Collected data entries

* start *

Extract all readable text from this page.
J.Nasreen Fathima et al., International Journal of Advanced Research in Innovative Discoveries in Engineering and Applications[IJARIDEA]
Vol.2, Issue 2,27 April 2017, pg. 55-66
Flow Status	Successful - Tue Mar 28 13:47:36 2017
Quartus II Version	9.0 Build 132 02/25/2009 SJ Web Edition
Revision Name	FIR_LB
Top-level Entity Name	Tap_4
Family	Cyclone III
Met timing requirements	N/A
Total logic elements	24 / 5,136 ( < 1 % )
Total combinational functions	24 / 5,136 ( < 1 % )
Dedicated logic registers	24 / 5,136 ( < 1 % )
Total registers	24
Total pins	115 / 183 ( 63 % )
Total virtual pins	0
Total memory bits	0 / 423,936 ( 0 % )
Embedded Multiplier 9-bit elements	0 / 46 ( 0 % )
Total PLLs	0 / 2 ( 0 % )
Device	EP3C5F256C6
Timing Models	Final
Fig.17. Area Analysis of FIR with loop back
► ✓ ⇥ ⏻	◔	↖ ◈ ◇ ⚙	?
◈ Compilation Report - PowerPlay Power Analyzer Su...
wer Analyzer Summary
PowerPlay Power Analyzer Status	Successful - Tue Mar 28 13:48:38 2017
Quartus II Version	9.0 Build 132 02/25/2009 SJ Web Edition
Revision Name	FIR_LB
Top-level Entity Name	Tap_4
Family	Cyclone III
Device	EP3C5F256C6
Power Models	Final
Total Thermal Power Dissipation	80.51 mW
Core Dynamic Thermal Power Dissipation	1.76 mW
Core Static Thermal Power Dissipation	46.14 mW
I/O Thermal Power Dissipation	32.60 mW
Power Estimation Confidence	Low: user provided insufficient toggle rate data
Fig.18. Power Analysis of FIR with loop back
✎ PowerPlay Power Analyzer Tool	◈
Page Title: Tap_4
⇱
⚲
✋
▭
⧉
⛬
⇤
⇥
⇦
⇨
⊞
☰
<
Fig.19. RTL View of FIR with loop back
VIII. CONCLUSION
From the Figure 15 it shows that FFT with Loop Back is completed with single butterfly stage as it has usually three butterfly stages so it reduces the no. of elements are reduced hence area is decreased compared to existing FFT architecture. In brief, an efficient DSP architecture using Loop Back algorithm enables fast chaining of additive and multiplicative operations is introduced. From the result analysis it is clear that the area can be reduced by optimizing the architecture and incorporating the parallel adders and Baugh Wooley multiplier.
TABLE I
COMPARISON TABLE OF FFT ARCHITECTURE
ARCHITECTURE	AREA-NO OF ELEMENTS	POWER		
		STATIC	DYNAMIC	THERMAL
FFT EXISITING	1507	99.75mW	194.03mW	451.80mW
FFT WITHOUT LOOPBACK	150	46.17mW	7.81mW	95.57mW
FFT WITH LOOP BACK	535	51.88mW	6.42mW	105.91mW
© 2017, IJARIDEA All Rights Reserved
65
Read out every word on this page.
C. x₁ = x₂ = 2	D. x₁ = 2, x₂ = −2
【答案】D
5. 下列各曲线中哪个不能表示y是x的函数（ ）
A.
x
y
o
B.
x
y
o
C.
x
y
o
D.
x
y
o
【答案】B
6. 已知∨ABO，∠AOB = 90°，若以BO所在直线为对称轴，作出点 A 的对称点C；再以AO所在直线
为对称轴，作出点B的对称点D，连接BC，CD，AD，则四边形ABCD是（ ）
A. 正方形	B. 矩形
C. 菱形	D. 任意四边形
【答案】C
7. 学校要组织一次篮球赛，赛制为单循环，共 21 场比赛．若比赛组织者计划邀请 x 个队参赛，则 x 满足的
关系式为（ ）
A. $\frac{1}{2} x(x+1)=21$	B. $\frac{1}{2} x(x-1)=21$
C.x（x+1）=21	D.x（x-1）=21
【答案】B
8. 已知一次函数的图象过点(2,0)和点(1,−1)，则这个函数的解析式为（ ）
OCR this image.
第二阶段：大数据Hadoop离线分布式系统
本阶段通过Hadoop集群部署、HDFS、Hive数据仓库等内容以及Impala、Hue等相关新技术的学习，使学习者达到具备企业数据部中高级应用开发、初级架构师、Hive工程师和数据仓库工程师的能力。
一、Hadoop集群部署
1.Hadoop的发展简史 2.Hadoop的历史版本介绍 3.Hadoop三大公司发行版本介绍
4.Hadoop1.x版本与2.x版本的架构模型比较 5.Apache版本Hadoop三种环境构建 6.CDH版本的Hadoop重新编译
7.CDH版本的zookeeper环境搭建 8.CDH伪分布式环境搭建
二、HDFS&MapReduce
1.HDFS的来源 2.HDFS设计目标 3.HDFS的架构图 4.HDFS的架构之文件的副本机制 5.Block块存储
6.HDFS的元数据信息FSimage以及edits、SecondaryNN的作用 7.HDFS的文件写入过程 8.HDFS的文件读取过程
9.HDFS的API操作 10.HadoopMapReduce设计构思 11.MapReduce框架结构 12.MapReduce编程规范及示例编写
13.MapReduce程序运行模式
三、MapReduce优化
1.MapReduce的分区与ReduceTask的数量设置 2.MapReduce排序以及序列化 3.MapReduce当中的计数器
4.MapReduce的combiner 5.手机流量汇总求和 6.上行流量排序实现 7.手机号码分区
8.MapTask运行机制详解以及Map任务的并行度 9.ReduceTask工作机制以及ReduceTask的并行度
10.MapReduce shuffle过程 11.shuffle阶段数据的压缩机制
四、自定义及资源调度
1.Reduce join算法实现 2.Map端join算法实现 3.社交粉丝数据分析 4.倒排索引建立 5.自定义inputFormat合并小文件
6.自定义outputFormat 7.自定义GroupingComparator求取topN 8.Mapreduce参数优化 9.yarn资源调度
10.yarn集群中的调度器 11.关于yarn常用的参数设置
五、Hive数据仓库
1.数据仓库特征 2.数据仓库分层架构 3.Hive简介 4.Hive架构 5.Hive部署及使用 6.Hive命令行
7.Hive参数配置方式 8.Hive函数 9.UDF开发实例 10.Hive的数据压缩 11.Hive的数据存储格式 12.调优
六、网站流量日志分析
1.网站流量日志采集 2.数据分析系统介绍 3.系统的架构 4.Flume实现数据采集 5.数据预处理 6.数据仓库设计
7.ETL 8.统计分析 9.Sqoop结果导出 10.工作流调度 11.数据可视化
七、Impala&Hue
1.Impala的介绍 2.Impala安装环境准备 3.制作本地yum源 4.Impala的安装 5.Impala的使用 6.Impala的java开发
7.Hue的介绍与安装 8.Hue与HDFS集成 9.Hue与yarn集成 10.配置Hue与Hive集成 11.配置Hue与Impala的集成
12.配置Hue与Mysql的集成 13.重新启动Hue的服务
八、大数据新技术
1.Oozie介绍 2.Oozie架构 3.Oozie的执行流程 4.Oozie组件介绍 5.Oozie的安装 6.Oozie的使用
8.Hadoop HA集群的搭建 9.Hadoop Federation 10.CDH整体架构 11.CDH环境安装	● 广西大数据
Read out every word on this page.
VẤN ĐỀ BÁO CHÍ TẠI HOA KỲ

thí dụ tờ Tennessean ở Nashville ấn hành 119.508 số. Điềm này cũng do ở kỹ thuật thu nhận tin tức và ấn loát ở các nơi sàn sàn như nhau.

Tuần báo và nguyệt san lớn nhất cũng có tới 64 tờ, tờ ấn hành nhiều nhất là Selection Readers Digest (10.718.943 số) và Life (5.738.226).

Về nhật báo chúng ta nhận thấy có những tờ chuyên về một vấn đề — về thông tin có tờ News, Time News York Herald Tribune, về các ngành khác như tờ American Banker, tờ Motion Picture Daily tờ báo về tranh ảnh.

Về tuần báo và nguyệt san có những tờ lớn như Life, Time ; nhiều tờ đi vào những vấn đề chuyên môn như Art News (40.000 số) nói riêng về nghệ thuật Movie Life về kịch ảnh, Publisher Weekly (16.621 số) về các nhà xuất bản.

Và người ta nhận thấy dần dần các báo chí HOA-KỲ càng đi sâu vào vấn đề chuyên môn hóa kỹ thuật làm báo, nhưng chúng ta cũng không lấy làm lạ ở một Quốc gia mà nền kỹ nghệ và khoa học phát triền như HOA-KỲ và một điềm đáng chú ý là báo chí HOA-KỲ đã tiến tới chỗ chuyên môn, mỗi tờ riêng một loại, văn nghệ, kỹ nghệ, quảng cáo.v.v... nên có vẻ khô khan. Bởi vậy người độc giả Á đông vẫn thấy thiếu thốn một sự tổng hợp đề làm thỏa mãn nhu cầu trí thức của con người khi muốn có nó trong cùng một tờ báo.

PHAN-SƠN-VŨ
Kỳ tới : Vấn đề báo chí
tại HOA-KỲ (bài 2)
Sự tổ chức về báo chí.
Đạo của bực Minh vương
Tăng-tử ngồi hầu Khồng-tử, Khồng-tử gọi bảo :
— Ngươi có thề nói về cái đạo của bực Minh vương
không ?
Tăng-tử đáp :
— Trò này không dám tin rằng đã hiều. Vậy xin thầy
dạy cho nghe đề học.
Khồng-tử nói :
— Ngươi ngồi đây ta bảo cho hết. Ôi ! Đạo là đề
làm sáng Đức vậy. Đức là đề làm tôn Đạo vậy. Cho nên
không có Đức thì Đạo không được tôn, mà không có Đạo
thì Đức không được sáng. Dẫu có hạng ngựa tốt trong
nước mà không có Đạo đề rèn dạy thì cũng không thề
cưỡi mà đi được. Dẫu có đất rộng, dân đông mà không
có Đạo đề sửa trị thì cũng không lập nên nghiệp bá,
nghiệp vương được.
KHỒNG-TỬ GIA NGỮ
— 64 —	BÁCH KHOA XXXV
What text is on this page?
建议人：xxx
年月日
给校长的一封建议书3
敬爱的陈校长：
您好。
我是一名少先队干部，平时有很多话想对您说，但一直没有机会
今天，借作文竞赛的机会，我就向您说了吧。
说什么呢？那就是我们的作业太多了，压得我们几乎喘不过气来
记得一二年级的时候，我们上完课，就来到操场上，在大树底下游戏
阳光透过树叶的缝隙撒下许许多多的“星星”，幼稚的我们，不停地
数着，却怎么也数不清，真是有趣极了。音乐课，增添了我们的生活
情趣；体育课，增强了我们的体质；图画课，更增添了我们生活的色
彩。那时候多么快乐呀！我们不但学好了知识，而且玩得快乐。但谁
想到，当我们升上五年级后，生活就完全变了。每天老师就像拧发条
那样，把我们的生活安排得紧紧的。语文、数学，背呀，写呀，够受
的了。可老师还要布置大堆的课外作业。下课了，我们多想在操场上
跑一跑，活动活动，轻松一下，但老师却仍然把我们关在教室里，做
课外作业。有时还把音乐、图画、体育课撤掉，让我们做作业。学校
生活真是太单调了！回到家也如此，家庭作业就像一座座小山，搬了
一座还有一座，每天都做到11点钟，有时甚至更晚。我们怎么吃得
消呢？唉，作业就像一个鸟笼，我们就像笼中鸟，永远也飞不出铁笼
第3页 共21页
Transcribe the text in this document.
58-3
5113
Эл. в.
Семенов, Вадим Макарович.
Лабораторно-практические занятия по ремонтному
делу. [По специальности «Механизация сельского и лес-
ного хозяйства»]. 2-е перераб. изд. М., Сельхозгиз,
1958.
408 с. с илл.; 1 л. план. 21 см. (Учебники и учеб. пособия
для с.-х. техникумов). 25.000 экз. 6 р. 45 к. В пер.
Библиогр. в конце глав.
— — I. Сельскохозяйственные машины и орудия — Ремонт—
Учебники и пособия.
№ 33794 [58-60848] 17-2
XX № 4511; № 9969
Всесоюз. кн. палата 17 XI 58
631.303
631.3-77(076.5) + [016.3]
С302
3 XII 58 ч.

* end *

▶ _Required task_
Pick out every line above that holds the word "logic" and copy it.

▶ _Finished answer_
Total logic elements	24 / 5,136 ( < 1 % )
Dedicated logic registers	24 / 5,136 ( < 1 % )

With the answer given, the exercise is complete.